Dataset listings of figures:
※ ※ ※

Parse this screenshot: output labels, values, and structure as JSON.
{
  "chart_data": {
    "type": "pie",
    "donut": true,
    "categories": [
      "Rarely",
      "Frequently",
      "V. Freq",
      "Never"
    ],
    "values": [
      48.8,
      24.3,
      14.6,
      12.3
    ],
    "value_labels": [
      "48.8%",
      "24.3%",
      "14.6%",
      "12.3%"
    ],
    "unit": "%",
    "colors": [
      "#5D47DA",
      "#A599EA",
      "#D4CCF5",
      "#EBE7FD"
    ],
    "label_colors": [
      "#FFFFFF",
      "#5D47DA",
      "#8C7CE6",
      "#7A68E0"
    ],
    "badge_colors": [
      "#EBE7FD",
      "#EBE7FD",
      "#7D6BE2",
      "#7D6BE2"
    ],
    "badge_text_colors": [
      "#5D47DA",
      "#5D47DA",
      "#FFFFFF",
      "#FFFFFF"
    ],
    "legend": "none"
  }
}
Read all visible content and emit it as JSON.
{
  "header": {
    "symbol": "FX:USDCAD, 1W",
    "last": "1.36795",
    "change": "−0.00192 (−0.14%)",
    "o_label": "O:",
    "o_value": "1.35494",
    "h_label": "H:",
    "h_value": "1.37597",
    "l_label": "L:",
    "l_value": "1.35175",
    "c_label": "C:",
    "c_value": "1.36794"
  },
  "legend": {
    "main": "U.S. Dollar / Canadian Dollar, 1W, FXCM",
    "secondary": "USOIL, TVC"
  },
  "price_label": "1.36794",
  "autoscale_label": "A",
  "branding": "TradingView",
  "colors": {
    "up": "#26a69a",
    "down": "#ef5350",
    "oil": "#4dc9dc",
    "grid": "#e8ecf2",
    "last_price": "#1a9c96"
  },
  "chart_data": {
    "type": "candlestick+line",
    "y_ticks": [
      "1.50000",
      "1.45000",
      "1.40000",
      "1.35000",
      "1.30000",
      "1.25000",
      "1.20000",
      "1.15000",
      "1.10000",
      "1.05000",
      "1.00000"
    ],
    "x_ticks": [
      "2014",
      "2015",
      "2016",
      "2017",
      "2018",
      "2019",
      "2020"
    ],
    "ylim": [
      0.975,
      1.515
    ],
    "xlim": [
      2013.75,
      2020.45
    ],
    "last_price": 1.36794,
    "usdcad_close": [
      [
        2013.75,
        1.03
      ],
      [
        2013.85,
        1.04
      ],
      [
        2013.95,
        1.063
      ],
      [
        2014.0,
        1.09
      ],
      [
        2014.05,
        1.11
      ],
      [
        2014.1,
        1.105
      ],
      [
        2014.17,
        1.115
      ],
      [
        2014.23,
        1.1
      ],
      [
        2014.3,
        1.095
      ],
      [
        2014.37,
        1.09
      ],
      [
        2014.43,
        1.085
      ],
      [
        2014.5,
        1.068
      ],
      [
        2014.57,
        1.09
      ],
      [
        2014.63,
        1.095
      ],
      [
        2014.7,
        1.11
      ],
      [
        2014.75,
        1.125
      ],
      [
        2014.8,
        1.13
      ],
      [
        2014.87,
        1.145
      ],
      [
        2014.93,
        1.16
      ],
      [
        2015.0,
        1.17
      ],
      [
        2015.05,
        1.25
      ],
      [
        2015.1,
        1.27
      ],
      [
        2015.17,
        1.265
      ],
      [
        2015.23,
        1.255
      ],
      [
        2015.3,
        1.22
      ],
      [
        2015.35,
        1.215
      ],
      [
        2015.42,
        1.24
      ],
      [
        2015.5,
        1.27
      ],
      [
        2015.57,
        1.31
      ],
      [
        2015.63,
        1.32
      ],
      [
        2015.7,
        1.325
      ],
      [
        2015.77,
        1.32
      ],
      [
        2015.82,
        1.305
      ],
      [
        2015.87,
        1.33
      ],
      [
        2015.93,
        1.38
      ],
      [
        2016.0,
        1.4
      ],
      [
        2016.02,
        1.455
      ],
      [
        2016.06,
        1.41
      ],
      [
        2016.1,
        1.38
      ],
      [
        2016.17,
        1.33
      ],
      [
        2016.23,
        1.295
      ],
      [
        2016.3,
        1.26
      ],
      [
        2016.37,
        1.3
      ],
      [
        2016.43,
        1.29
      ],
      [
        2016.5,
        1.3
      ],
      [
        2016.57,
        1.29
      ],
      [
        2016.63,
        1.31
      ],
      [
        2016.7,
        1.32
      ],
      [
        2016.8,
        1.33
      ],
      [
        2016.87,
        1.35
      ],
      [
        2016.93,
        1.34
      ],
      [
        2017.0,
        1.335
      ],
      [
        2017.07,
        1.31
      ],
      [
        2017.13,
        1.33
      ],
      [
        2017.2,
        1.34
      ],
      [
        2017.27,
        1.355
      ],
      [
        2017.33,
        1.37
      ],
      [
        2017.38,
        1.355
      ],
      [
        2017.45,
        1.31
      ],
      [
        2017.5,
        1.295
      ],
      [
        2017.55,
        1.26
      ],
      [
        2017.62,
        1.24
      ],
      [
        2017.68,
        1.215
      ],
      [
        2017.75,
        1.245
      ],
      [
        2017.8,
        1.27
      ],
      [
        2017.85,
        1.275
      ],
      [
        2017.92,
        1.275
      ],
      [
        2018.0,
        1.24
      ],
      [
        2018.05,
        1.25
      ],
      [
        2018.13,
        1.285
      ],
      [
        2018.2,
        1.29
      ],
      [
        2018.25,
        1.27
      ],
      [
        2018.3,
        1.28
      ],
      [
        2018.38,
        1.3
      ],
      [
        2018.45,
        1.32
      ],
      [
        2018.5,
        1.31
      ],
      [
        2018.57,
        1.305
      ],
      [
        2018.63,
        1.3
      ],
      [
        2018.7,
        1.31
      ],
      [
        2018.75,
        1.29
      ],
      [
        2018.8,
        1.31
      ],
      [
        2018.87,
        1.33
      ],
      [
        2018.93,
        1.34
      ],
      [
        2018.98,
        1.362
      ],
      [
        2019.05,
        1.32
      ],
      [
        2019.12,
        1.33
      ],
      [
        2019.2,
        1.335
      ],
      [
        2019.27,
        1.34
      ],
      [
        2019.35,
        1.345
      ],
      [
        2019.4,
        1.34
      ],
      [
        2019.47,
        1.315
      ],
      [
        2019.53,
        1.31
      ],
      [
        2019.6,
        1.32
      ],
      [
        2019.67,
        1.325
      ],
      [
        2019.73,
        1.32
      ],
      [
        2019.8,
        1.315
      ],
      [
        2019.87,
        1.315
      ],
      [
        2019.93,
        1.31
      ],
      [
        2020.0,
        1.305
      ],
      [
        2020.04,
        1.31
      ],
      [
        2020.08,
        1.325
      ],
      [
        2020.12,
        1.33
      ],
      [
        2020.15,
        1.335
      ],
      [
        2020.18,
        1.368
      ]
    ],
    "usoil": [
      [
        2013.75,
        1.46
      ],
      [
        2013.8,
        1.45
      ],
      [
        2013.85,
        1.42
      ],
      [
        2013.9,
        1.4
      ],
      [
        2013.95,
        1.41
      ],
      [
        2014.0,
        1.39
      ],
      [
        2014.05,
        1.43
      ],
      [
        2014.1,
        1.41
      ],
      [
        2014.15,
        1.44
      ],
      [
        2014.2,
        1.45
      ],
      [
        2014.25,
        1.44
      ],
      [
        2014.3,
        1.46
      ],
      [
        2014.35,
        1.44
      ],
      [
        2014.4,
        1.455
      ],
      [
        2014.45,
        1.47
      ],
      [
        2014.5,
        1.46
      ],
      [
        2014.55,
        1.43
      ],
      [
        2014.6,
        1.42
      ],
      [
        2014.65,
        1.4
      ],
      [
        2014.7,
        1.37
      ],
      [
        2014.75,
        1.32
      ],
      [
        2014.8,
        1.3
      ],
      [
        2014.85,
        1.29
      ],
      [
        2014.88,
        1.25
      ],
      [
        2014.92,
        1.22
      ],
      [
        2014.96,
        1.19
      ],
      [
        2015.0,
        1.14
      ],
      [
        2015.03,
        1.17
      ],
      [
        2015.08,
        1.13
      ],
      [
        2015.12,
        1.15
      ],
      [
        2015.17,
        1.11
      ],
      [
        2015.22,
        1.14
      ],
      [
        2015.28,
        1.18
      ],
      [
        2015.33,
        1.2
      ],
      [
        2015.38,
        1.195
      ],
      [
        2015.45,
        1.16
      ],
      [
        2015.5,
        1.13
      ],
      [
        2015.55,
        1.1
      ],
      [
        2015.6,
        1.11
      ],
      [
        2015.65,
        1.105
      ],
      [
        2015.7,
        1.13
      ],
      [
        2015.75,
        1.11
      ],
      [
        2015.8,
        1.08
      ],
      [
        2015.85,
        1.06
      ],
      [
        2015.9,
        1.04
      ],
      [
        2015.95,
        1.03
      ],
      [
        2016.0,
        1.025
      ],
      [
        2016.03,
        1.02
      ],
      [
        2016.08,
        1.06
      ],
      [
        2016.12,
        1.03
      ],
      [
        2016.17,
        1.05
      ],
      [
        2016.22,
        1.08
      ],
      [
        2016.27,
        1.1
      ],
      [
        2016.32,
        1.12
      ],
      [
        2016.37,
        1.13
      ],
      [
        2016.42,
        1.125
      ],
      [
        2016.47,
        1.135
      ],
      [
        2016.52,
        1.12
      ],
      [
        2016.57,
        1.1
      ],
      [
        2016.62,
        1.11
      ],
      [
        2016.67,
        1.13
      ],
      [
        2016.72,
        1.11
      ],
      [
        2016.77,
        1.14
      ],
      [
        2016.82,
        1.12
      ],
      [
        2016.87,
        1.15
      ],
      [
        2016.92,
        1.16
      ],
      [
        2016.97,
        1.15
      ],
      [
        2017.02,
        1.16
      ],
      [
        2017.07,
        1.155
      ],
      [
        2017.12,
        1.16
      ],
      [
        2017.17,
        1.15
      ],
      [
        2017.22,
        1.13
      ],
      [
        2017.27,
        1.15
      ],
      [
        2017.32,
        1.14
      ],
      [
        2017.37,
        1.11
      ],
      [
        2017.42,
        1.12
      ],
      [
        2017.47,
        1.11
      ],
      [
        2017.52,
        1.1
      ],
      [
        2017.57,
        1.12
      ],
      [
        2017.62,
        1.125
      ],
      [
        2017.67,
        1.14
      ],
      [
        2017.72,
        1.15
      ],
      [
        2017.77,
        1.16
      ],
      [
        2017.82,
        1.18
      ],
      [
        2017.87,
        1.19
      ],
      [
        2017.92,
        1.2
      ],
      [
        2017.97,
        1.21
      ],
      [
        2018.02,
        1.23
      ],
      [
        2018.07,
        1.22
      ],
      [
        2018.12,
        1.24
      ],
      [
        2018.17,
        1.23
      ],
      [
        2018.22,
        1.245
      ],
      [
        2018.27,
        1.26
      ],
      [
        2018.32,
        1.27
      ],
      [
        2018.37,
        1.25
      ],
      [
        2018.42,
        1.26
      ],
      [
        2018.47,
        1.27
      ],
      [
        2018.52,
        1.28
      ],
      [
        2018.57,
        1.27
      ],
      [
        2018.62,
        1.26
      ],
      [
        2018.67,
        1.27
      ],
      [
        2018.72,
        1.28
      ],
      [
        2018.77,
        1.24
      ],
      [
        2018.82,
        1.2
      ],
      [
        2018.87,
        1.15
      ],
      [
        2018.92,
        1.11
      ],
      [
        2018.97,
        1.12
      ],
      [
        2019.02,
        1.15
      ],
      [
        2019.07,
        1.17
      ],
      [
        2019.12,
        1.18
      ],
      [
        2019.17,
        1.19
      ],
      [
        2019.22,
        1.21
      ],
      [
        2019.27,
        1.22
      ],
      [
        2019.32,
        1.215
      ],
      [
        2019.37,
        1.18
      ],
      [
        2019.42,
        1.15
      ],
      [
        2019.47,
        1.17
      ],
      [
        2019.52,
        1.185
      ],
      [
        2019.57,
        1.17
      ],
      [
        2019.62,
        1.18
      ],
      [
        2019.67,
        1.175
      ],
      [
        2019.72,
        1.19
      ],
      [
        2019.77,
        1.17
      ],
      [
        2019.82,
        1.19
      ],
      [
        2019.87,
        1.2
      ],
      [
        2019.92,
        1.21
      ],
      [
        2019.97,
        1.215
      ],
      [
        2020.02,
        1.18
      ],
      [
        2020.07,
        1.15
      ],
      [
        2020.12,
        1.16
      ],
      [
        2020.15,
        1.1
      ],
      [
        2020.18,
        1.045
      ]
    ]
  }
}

※ ※ ※

Set task – Isolate the lines that hold the word "values" and copy all of them.

Result of the exercise –
Parse this screenshot: output labels, values, and structure as JSON.
    "values": [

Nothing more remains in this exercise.